• **EXERCISE REQUIREMENTS**:
Do not include the pictures; repeat the rest of the data exactly.

• **RECORDS TO PROCESS**:
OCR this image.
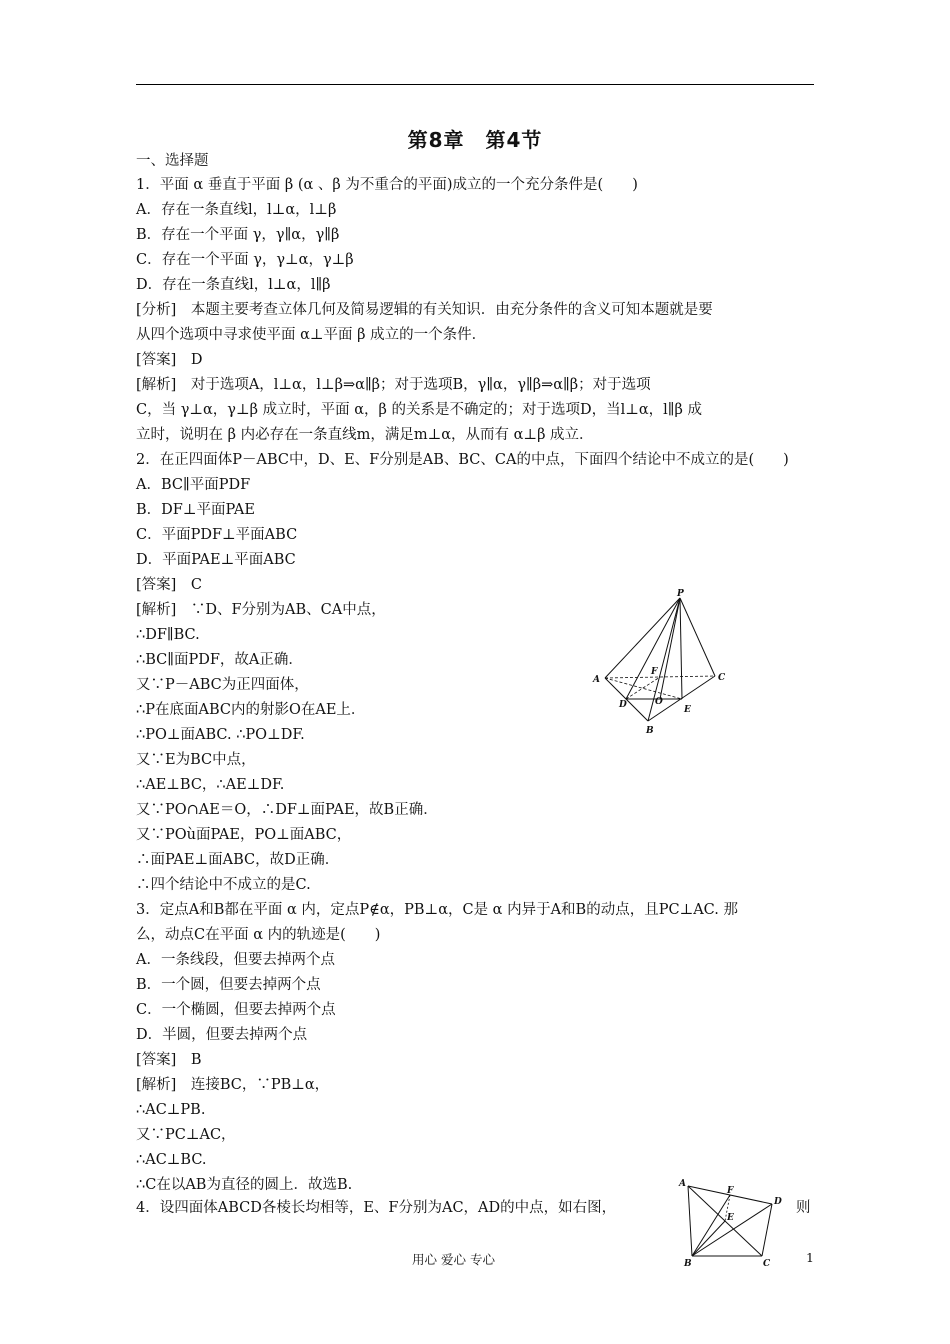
第8章　第4节
一、选择题
1．平面 α 垂直于平面 β (α 、β 为不重合的平面)成立的一个充分条件是(　　)
A．存在一条直线l，l⊥α，l⊥β
B．存在一个平面 γ，γ∥α，γ∥β
C．存在一个平面 γ，γ⊥α，γ⊥β
D．存在一条直线l，l⊥α，l∥β
[分析]　本题主要考查立体几何及简易逻辑的有关知识．由充分条件的含义可知本题就是要
从四个选项中寻求使平面 α⊥平面 β 成立的一个条件．
[答案]　D
[解析]　对于选项A，l⊥α，l⊥β⇒α∥β；对于选项B，γ∥α，γ∥β⇒α∥β；对于选项
C，当 γ⊥α，γ⊥β 成立时，平面 α，β 的关系是不确定的；对于选项D，当l⊥α，l∥β 成
立时，说明在 β 内必存在一条直线m，满足m⊥α，从而有 α⊥β 成立．
2．在正四面体P－ABC中，D、E、F分别是AB、BC、CA的中点，下面四个结论中不成立的是(　　)
A．BC∥平面PDF
B．DF⊥平面PAE
C．平面PDF⊥平面ABC
D．平面PAE⊥平面ABC
[答案]　C
[解析]　∵D、F分别为AB、CA中点，
∴DF∥BC.
∴BC∥面PDF，故A正确．
又∵P－ABC为正四面体，
∴P在底面ABC内的射影O在AE上．
∴PO⊥面ABC. ∴PO⊥DF.
又∵E为BC中点，
∴AE⊥BC，∴AE⊥DF.
又∵PO∩AE＝O，∴DF⊥面PAE，故B正确．
又∵POù面PAE，PO⊥面ABC，
∴面PAE⊥面ABC，故D正确．
∴四个结论中不成立的是C.
3．定点A和B都在平面 α 内，定点P∉α，PB⊥α，C是 α 内异于A和B的动点，且PC⊥AC. 那
么，动点C在平面 α 内的轨迹是(　　)
A．一条线段，但要去掉两个点
B．一个圆，但要去掉两个点
C．一个椭圆，但要去掉两个点
D．半圆，但要去掉两个点
[答案]　B
[解析]　连接BC，∵PB⊥α，
∴AC⊥PB.
又∵PC⊥AC，
∴AC⊥BC.
∴C在以AB为直径的圆上．故选B.
4．设四面体ABCD各棱长均相等，E、F分别为AC，AD的中点，如右图，	则
P
A
B
C
D	E
F
O
A
B	C
D
E
F
用心 爱心 专心	1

• **WORKED SOLUTION**:
OCR this image.
第8章　第4节
一、选择题
1．平面 α 垂直于平面 β (α 、β 为不重合的平面)成立的一个充分条件是(　　)
A．存在一条直线l，l⊥α，l⊥β
B．存在一个平面 γ，γ∥α，γ∥β
C．存在一个平面 γ，γ⊥α，γ⊥β
D．存在一条直线l，l⊥α，l∥β
[分析]　本题主要考查立体几何及简易逻辑的有关知识．由充分条件的含义可知本题就是要
从四个选项中寻求使平面 α⊥平面 β 成立的一个条件．
[答案]　D
[解析]　对于选项A，l⊥α，l⊥β⇒α∥β；对于选项B，γ∥α，γ∥β⇒α∥β；对于选项
C，当 γ⊥α，γ⊥β 成立时，平面 α，β 的关系是不确定的；对于选项D，当l⊥α，l∥β 成
立时，说明在 β 内必存在一条直线m，满足m⊥α，从而有 α⊥β 成立．
2．在正四面体P－ABC中，D、E、F分别是AB、BC、CA的中点，下面四个结论中不成立的是(　　)
A．BC∥平面PDF
B．DF⊥平面PAE
C．平面PDF⊥平面ABC
D．平面PAE⊥平面ABC
[答案]　C
[解析]　∵D、F分别为AB、CA中点，
∴DF∥BC.
∴BC∥面PDF，故A正确．
又∵P－ABC为正四面体，
∴P在底面ABC内的射影O在AE上．
∴PO⊥面ABC. ∴PO⊥DF.
又∵E为BC中点，
∴AE⊥BC，∴AE⊥DF.
又∵PO∩AE＝O，∴DF⊥面PAE，故B正确．
又∵POù面PAE，PO⊥面ABC，
∴面PAE⊥面ABC，故D正确．
∴四个结论中不成立的是C.
3．定点A和B都在平面 α 内，定点P∉α，PB⊥α，C是 α 内异于A和B的动点，且PC⊥AC. 那
么，动点C在平面 α 内的轨迹是(　　)
A．一条线段，但要去掉两个点
B．一个圆，但要去掉两个点
C．一个椭圆，但要去掉两个点
D．半圆，但要去掉两个点
[答案]　B
[解析]　连接BC，∵PB⊥α，
∴AC⊥PB.
又∵PC⊥AC，
∴AC⊥BC.
∴C在以AB为直径的圆上．故选B.
4．设四面体ABCD各棱长均相等，E、F分别为AC，AD的中点，如右图，	则
P
A
B
C
D	E
F
O
A
B	C
D
E
F
用心 爱心 专心	1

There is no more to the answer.